Set exercise -
Copy out each line featuring the string "icon" from the entries beneath.
** Start of Raw records **
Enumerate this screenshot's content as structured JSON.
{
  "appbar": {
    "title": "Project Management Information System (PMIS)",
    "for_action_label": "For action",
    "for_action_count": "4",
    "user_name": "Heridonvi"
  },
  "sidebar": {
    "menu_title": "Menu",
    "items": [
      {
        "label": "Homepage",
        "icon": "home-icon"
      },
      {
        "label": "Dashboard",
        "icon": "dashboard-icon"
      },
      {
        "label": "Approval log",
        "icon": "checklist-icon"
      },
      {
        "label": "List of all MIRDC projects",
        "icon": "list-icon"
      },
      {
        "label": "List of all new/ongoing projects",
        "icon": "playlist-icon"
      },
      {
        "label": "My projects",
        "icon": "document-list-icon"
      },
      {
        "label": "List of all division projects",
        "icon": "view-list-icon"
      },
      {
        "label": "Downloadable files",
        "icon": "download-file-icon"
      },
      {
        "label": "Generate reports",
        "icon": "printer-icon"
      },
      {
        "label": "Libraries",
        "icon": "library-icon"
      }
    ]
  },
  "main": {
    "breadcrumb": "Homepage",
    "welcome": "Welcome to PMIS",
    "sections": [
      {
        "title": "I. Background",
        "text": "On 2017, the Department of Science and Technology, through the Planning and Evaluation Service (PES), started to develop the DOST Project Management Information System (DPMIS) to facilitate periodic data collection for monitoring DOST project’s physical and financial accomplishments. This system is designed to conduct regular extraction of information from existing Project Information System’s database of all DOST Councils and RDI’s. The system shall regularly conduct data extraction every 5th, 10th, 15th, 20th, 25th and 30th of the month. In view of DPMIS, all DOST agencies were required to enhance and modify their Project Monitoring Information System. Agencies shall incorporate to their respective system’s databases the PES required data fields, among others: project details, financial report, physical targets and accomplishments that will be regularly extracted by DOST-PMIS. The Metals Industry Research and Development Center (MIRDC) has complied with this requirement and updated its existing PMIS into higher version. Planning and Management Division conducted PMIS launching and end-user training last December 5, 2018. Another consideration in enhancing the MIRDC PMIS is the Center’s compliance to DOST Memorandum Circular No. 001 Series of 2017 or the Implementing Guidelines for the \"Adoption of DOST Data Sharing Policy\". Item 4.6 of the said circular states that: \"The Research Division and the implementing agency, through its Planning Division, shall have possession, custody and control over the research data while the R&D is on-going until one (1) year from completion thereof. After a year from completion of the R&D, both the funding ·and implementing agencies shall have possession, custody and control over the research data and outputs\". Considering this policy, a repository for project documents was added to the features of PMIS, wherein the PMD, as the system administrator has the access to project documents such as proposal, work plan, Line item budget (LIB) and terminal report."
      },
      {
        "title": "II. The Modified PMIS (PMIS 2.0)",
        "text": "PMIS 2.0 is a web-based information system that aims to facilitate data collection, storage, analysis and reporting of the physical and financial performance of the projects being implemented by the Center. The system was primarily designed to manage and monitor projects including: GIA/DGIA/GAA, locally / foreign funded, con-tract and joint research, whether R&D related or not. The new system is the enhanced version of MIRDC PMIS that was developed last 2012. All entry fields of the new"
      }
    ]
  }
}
** End of Raw records **
Answer -
        "icon": "home-icon"
        "icon": "dashboard-icon"
        "icon": "checklist-icon"
        "icon": "list-icon"
        "icon": "playlist-icon"
        "icon": "document-list-icon"
        "icon": "view-list-icon"
        "icon": "download-file-icon"
        "icon": "printer-icon"
        "icon": "library-icon"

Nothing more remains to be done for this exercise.